- What to produce:
Copy out all lines with the word "dash" in them.

Rows from a figure dataset:
──────

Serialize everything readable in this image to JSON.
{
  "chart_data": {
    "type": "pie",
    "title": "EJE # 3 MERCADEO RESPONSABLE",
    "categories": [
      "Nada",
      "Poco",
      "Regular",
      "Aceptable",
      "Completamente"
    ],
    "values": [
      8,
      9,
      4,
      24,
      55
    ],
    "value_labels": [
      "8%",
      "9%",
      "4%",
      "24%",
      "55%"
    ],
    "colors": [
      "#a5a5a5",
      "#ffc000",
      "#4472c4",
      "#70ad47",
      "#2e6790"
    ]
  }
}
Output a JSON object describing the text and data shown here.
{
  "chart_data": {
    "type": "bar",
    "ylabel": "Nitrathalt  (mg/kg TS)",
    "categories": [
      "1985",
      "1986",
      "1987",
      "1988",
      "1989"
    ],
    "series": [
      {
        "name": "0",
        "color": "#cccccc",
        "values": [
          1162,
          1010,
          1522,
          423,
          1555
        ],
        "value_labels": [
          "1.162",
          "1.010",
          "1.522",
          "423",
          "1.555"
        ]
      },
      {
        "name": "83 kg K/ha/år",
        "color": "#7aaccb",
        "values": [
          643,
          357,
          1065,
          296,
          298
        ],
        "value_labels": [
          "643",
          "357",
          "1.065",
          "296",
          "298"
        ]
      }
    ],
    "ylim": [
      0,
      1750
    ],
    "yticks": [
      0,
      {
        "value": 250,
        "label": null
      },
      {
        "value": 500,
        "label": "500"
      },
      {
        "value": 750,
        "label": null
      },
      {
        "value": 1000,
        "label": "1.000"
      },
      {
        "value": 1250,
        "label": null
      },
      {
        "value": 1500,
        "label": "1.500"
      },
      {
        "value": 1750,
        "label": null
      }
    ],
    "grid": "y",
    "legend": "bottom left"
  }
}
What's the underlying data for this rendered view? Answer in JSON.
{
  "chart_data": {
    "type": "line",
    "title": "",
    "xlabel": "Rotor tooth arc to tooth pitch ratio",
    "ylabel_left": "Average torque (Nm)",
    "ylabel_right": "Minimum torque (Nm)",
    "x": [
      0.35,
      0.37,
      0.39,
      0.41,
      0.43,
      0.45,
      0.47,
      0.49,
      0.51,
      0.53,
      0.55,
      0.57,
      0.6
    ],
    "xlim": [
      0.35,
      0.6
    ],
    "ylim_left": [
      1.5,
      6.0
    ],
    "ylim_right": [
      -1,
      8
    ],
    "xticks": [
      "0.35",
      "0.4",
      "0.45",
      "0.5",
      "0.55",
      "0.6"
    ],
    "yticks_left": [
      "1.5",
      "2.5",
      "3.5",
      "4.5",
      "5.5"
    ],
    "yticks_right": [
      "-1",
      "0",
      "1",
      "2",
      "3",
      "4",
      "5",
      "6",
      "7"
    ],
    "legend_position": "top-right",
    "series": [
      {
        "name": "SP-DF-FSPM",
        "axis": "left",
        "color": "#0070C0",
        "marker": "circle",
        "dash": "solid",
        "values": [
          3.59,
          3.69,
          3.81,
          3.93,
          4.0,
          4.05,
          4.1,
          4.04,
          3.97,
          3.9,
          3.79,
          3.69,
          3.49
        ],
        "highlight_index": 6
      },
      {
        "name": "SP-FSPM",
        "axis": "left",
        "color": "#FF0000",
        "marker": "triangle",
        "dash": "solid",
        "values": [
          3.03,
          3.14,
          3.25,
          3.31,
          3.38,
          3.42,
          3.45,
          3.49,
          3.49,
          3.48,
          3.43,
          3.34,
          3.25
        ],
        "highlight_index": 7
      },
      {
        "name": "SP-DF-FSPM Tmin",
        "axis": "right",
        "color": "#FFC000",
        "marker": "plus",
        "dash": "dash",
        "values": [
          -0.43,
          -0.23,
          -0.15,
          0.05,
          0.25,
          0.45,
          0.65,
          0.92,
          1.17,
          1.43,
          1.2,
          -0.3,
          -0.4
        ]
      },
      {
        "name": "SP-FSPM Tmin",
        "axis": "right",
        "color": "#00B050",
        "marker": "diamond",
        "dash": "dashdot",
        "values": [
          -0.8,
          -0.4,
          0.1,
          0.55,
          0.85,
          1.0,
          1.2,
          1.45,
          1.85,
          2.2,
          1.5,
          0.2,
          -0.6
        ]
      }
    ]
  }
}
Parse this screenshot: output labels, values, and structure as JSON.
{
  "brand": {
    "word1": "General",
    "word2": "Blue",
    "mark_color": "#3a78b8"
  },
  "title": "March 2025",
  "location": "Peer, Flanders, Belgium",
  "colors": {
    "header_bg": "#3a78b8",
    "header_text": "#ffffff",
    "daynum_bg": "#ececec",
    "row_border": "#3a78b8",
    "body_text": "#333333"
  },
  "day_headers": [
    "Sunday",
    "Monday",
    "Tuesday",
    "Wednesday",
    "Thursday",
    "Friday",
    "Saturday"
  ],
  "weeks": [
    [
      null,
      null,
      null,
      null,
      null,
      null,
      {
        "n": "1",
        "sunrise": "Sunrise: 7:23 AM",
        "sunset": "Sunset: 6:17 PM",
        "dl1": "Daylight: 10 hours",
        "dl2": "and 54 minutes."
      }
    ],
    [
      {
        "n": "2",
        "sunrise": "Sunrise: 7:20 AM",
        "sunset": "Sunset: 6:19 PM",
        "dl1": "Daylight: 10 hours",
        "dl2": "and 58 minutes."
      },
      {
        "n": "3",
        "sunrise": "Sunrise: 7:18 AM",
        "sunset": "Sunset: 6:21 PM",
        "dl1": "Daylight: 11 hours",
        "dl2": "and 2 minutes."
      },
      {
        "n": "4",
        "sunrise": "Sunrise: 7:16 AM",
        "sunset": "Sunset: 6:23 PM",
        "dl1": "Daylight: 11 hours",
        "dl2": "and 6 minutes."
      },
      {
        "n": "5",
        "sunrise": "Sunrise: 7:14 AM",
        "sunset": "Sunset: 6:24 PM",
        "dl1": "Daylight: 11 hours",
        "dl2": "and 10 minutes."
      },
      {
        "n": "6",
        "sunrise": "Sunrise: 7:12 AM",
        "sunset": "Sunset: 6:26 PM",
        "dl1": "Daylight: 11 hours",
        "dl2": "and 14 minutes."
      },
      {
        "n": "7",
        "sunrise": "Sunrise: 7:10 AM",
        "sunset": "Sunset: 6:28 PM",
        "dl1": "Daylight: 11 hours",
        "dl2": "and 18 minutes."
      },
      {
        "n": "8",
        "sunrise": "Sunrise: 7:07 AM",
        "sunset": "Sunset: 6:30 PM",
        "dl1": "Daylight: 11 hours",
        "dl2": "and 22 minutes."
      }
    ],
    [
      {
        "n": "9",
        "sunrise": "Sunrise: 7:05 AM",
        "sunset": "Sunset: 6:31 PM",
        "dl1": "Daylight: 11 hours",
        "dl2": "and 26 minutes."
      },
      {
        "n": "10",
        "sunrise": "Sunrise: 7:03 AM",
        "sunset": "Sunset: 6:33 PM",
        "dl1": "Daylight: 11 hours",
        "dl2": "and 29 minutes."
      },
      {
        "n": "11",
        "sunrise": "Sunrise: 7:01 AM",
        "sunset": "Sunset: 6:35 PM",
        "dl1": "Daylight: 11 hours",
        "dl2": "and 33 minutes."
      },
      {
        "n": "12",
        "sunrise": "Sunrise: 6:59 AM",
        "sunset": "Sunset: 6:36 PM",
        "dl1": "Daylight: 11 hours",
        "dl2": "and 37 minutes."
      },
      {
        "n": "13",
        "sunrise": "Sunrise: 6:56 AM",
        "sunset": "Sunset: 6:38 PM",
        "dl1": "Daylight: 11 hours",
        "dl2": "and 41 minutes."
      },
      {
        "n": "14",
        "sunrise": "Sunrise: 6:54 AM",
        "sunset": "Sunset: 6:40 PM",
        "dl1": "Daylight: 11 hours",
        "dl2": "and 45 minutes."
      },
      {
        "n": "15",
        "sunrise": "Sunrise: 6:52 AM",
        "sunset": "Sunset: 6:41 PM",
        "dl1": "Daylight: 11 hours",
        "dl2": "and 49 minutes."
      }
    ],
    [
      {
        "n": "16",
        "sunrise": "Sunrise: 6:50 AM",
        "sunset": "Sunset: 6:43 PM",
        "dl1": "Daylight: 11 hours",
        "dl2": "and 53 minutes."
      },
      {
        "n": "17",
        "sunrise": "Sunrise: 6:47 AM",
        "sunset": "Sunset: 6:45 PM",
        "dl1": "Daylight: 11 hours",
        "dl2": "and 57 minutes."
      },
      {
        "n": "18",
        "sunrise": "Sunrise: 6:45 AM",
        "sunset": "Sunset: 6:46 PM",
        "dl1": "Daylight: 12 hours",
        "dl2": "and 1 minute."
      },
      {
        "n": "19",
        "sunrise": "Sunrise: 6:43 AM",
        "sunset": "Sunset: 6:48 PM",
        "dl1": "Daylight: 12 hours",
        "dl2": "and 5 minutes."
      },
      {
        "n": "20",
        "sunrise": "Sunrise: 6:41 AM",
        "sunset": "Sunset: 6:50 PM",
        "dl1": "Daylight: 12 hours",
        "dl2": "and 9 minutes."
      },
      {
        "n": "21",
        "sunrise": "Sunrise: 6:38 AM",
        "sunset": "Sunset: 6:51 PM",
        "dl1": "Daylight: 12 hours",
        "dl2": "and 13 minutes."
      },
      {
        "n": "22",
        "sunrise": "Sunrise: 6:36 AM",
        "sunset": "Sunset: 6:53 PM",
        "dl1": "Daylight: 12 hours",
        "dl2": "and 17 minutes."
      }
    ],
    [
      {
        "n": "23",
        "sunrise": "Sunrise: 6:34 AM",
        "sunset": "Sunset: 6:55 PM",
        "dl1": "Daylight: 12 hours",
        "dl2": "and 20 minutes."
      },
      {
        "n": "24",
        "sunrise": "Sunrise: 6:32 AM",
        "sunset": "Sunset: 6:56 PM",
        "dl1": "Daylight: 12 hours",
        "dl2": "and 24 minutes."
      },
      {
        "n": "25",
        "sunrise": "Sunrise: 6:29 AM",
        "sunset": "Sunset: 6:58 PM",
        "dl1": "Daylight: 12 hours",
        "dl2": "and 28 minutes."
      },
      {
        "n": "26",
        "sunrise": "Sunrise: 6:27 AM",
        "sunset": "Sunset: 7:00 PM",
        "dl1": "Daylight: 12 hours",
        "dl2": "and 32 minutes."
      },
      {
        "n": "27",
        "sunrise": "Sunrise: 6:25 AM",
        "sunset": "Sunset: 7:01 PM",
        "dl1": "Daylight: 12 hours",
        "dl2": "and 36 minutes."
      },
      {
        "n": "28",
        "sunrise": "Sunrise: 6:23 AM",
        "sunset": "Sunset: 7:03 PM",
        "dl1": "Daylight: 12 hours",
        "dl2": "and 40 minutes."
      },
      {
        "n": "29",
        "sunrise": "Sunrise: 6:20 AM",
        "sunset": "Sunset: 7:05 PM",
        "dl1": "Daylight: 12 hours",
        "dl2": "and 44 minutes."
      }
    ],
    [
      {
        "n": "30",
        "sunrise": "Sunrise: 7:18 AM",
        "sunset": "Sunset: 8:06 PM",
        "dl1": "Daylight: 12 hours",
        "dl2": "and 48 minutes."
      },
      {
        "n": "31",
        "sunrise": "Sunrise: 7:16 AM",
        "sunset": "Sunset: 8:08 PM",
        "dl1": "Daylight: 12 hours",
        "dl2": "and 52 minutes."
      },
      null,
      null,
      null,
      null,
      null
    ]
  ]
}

──────

- Exercise solution:
        "dash": "solid",
        "dash": "solid",
        "dash": "dash",
        "dash": "dashdot",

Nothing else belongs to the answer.